┌────────

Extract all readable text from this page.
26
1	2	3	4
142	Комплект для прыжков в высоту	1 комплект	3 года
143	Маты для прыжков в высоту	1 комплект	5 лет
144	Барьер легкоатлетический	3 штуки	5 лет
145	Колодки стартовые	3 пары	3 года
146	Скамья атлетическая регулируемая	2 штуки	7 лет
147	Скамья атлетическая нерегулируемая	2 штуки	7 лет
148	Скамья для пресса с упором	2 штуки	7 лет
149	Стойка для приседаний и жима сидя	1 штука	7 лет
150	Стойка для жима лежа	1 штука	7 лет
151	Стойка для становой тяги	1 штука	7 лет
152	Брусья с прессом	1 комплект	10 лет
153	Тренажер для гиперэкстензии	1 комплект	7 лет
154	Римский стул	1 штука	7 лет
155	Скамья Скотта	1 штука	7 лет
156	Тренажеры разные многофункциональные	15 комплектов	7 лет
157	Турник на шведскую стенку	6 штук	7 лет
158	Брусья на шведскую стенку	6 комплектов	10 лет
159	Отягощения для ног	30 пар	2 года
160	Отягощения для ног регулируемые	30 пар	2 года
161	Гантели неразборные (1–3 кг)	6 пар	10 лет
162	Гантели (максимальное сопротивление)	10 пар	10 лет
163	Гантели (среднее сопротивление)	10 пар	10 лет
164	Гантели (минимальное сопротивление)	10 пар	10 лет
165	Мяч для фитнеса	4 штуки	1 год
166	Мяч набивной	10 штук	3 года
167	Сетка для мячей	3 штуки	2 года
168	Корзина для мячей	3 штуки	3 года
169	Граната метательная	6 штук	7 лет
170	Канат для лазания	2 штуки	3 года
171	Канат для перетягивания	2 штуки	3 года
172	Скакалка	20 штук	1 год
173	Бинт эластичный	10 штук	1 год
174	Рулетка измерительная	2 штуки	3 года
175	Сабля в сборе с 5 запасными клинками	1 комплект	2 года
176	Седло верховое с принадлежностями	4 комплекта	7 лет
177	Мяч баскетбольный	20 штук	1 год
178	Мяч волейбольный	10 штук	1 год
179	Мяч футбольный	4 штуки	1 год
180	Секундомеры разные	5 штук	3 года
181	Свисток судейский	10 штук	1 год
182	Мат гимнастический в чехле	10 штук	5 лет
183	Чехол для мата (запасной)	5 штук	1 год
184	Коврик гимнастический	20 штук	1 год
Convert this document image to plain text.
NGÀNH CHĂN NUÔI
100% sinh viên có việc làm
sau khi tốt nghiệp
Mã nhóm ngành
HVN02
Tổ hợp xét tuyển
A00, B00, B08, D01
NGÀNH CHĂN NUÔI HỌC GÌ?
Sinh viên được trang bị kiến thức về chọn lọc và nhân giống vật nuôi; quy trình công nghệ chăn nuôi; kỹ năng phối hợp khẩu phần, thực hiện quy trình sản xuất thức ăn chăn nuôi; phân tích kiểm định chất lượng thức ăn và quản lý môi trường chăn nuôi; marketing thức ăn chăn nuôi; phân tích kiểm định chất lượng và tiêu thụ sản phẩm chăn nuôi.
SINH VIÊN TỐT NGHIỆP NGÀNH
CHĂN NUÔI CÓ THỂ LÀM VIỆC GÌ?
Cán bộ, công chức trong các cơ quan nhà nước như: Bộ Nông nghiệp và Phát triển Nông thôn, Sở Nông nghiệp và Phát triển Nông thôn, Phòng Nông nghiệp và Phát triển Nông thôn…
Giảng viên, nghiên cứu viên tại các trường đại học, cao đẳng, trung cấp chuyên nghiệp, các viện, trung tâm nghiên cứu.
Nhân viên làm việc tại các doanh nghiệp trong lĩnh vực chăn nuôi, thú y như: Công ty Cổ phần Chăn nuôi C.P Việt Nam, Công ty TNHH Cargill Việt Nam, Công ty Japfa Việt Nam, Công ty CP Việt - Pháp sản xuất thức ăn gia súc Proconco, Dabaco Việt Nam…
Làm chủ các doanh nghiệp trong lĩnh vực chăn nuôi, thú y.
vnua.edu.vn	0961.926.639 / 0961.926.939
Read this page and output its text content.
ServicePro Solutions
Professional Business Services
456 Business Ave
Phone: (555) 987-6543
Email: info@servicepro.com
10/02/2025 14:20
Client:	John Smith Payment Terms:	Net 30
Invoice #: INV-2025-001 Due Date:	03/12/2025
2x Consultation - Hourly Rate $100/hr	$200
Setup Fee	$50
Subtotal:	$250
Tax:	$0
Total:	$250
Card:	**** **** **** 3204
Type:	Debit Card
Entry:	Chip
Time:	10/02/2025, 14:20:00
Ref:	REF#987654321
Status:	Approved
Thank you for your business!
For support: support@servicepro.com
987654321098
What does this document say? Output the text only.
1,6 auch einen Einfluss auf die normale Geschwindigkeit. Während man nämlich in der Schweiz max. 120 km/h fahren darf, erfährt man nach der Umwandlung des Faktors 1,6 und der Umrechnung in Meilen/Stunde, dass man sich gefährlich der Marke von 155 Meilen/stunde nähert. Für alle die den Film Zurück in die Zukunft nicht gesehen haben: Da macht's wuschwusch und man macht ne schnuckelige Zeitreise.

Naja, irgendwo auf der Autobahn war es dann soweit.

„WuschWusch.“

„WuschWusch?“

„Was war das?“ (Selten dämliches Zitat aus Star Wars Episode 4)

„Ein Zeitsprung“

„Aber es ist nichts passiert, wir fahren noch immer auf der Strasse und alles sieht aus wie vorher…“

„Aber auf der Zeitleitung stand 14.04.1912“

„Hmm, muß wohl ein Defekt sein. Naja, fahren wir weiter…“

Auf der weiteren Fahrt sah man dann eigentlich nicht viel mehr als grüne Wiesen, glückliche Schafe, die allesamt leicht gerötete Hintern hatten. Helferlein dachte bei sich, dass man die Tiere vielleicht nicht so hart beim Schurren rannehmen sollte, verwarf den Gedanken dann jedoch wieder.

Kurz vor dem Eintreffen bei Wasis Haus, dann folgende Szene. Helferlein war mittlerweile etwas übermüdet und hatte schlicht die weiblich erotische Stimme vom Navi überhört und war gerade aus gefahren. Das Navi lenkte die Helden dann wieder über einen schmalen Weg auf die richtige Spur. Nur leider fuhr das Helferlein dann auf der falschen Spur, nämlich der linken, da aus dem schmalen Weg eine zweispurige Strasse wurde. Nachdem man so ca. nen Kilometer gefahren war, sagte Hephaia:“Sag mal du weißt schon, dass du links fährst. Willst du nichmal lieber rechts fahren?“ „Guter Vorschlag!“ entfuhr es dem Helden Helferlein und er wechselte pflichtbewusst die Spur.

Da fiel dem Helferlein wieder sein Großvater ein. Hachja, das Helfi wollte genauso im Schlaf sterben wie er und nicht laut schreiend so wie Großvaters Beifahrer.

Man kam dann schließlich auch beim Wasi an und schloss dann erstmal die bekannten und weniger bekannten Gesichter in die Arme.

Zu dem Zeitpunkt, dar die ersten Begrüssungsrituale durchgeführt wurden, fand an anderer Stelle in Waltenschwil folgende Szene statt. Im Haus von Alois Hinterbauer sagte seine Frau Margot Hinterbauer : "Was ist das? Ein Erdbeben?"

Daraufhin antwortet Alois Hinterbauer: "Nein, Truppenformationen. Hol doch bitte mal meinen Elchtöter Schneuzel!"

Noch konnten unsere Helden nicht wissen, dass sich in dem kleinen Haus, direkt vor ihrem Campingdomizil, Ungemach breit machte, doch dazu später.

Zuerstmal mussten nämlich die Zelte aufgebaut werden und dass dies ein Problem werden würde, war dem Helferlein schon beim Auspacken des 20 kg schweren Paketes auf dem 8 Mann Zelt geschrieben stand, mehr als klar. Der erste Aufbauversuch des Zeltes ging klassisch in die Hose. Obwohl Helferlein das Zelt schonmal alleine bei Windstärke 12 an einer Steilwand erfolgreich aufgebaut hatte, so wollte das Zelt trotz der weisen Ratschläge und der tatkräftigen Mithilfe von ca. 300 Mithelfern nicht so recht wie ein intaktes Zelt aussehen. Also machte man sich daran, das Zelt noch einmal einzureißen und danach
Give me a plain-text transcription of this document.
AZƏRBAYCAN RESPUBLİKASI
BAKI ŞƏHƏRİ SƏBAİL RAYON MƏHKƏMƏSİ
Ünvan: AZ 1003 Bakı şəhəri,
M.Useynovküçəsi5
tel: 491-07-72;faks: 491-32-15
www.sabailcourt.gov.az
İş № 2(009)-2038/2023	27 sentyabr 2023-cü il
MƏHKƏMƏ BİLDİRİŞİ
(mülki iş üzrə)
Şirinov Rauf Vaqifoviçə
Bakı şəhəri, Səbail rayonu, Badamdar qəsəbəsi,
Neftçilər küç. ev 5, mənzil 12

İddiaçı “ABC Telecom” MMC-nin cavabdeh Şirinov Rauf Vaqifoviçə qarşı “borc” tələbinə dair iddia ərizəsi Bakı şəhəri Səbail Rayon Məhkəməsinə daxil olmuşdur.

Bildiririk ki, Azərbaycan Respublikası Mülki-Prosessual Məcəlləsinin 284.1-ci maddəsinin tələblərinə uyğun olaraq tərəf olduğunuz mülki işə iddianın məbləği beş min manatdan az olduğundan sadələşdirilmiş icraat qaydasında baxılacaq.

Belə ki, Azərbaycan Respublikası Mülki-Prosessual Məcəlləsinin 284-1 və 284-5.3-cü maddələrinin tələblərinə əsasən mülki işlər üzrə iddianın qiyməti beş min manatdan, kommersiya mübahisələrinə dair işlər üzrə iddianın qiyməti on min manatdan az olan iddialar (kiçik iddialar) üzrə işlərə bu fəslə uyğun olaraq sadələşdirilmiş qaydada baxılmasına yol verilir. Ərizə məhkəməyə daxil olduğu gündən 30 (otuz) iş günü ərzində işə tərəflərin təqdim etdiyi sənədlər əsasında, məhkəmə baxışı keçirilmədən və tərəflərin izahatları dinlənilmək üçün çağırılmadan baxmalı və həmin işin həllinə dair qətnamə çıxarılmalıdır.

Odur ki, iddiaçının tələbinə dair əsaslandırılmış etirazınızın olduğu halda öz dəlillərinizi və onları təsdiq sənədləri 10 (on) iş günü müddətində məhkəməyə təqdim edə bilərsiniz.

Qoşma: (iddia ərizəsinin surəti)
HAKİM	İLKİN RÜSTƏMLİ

└────────

**Direction**.
Pull out every line containing "thức".

**Output for this task**.
Sinh viên được trang bị kiến thức về chọn lọc và nhân giống vật nuôi; quy trình công nghệ chăn nuôi; kỹ năng phối hợp khẩu phần, thực hiện quy trình sản xuất thức ăn chăn nuôi; phân tích kiểm định chất lượng thức ăn và quản lý môi trường chăn nuôi; marketing thức ăn chăn nuôi; phân tích kiểm định chất lượng và tiêu thụ sản phẩm chăn nuôi.
Nhân viên làm việc tại các doanh nghiệp trong lĩnh vực chăn nuôi, thú y như: Công ty Cổ phần Chăn nuôi C.P Việt Nam, Công ty TNHH Cargill Việt Nam, Công ty Japfa Việt Nam, Công ty CP Việt - Pháp sản xuất thức ăn gia súc Proconco, Dabaco Việt Nam…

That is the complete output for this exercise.